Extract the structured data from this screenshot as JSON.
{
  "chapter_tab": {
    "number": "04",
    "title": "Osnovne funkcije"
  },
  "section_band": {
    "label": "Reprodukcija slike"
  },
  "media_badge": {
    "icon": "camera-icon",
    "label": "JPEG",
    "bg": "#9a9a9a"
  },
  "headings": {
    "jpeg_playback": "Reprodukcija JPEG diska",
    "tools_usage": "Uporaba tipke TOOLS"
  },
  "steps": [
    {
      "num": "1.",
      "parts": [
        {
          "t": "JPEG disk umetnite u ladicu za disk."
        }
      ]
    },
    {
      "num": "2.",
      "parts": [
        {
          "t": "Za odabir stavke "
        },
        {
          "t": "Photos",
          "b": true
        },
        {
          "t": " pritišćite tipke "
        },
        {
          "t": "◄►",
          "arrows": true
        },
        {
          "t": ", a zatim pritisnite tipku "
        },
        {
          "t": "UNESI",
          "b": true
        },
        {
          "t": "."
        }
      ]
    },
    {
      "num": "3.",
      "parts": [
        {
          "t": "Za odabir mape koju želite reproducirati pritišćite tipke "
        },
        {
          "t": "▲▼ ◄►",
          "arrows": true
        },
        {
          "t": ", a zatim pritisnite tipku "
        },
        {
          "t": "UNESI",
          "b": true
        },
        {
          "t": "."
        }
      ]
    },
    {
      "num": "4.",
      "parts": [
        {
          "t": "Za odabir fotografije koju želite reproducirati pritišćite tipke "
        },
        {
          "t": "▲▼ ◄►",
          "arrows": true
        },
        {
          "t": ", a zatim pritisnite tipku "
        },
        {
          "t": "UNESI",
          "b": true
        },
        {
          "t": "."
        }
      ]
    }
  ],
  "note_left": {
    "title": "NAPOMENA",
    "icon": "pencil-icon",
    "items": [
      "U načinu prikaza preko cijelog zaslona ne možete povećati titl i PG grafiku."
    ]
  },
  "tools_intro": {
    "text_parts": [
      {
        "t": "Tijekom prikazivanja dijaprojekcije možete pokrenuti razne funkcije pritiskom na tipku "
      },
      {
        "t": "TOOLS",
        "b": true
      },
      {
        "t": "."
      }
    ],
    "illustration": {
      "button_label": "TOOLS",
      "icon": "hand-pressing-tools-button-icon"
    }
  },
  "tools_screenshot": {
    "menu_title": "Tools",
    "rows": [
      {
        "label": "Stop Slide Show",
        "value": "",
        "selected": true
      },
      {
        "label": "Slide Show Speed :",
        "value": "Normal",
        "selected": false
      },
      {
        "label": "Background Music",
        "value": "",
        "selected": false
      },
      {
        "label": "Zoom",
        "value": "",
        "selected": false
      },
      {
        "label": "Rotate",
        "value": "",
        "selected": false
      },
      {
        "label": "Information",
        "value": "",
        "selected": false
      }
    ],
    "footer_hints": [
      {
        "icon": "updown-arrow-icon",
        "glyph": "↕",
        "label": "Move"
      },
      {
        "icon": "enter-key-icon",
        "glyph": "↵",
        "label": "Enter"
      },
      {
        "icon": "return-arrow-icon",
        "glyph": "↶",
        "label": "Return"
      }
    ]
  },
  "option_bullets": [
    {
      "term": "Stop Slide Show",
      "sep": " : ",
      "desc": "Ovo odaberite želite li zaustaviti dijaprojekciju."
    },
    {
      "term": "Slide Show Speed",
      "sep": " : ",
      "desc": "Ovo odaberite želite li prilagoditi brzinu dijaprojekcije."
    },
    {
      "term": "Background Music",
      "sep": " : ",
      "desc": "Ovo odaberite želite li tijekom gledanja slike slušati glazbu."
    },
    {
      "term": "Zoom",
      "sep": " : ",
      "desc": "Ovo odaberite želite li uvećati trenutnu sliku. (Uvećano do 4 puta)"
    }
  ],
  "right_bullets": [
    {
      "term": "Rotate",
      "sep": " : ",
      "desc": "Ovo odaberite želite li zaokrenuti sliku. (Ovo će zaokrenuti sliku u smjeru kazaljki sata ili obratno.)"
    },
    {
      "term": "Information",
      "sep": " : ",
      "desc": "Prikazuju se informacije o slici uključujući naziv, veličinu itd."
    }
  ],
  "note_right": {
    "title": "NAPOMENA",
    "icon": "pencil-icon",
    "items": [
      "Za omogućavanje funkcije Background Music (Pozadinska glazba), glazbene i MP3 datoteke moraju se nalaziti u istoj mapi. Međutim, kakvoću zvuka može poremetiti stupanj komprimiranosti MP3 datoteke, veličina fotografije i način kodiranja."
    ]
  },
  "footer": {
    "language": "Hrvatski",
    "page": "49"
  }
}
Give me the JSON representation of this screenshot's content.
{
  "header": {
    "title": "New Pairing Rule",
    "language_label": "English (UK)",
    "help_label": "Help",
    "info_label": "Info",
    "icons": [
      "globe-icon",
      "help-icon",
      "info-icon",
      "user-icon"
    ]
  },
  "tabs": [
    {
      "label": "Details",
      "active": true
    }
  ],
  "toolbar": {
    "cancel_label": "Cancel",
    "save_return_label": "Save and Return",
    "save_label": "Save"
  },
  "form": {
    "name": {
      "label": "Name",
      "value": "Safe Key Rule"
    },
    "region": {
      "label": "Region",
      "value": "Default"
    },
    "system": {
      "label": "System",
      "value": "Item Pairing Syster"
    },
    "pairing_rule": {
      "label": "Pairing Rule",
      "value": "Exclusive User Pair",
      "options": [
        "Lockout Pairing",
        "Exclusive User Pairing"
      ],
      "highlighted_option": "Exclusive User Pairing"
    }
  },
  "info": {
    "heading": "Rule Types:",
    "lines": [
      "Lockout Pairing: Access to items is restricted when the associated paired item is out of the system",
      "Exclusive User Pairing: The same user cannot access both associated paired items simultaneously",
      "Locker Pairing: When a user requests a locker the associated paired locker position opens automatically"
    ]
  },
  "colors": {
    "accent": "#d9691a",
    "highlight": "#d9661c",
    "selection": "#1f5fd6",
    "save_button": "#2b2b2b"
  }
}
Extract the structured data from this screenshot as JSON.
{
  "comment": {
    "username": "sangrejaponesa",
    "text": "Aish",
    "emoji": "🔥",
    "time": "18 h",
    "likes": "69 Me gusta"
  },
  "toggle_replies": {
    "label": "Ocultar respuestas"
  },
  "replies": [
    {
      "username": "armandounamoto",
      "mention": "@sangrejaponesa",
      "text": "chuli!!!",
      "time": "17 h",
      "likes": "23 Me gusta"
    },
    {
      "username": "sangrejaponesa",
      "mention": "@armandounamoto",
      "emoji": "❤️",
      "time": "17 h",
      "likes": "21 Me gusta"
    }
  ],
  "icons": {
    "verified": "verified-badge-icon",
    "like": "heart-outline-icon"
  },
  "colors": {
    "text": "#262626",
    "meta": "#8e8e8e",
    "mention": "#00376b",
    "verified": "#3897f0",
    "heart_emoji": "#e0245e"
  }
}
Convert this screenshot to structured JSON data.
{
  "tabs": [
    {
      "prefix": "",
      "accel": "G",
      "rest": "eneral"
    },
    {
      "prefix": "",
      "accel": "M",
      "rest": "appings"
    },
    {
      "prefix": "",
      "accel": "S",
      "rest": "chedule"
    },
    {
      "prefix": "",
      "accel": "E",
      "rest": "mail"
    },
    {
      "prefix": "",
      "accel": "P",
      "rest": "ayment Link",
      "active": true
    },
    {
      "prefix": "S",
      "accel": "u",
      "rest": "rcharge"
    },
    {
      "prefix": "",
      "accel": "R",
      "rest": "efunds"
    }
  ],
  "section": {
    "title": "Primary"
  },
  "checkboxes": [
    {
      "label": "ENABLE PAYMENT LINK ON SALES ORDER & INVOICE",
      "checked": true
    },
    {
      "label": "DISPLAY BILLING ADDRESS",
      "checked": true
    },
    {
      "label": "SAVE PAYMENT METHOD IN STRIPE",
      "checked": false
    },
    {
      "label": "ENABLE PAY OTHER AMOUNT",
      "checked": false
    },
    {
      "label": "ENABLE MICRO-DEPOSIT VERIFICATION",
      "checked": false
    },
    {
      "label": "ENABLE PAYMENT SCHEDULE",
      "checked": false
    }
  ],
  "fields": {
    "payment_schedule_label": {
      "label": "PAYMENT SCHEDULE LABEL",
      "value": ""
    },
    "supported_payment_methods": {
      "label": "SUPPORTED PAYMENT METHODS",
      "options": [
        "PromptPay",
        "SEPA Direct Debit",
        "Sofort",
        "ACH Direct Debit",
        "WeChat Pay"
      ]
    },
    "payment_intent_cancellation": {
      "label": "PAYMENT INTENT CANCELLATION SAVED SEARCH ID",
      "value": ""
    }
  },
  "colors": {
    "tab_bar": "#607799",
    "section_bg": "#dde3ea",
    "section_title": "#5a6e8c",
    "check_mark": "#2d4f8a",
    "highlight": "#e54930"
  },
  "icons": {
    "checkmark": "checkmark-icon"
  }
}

==============================

Wherever "desc" shows up in a line, copy that line.

◆ TASK RESPONSE ◆
      "desc": "Ovo odaberite želite li zaustaviti dijaprojekciju."
      "desc": "Ovo odaberite želite li prilagoditi brzinu dijaprojekcije."
      "desc": "Ovo odaberite želite li tijekom gledanja slike slušati glazbu."
      "desc": "Ovo odaberite želite li uvećati trenutnu sliku. (Uvećano do 4 puta)"
      "desc": "Ovo odaberite želite li zaokrenuti sliku. (Ovo će zaokrenuti sliku u smjeru kazaljki sata ili obratno.)"
      "desc": "Prikazuju se informacije o slici uključujući naziv, veličinu itd."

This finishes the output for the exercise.